• Instruction: Write out all of the records precisely. Skip anything that is a picture.

• Exercise inputs:
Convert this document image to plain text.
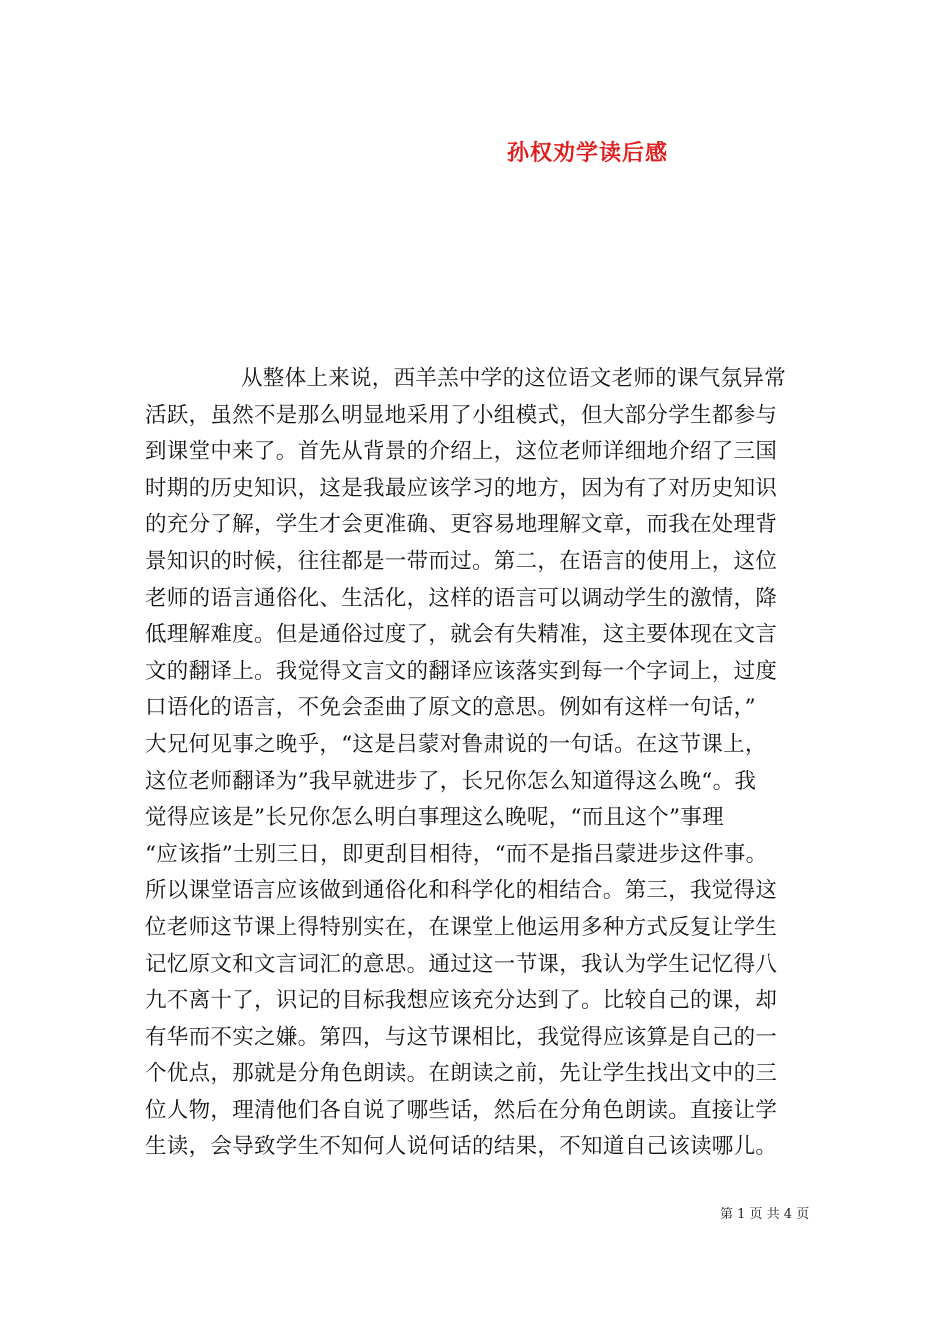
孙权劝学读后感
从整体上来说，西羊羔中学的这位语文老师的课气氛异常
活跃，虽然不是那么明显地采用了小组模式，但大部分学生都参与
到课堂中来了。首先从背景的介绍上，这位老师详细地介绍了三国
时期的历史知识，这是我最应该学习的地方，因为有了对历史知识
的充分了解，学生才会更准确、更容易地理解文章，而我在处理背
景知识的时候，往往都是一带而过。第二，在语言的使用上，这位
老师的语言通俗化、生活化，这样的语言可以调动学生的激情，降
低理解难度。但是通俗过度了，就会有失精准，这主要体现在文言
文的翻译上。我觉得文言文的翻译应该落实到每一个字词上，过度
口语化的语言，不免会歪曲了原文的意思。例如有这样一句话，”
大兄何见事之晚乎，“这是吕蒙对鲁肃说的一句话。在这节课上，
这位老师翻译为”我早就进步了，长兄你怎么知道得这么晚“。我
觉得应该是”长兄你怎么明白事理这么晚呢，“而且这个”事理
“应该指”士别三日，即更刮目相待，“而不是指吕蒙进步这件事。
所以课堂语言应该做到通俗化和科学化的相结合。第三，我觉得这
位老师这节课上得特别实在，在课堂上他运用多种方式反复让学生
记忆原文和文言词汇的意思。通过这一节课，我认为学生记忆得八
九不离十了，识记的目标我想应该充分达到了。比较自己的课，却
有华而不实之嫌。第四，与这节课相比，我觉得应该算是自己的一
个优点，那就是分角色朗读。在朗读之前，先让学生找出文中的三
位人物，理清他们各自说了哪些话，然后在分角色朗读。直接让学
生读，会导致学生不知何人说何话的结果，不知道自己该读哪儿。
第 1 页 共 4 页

• Output of the exercise:
Convert this document image to plain text.
孙权劝学读后感
从整体上来说，西羊羔中学的这位语文老师的课气氛异常
活跃，虽然不是那么明显地采用了小组模式，但大部分学生都参与
到课堂中来了。首先从背景的介绍上，这位老师详细地介绍了三国
时期的历史知识，这是我最应该学习的地方，因为有了对历史知识
的充分了解，学生才会更准确、更容易地理解文章，而我在处理背
景知识的时候，往往都是一带而过。第二，在语言的使用上，这位
老师的语言通俗化、生活化，这样的语言可以调动学生的激情，降
低理解难度。但是通俗过度了，就会有失精准，这主要体现在文言
文的翻译上。我觉得文言文的翻译应该落实到每一个字词上，过度
口语化的语言，不免会歪曲了原文的意思。例如有这样一句话，”
大兄何见事之晚乎，“这是吕蒙对鲁肃说的一句话。在这节课上，
这位老师翻译为”我早就进步了，长兄你怎么知道得这么晚“。我
觉得应该是”长兄你怎么明白事理这么晚呢，“而且这个”事理
“应该指”士别三日，即更刮目相待，“而不是指吕蒙进步这件事。
所以课堂语言应该做到通俗化和科学化的相结合。第三，我觉得这
位老师这节课上得特别实在，在课堂上他运用多种方式反复让学生
记忆原文和文言词汇的意思。通过这一节课，我认为学生记忆得八
九不离十了，识记的目标我想应该充分达到了。比较自己的课，却
有华而不实之嫌。第四，与这节课相比，我觉得应该算是自己的一
个优点，那就是分角色朗读。在朗读之前，先让学生找出文中的三
位人物，理清他们各自说了哪些话，然后在分角色朗读。直接让学
生读，会导致学生不知何人说何话的结果，不知道自己该读哪儿。
第 1 页 共 4 页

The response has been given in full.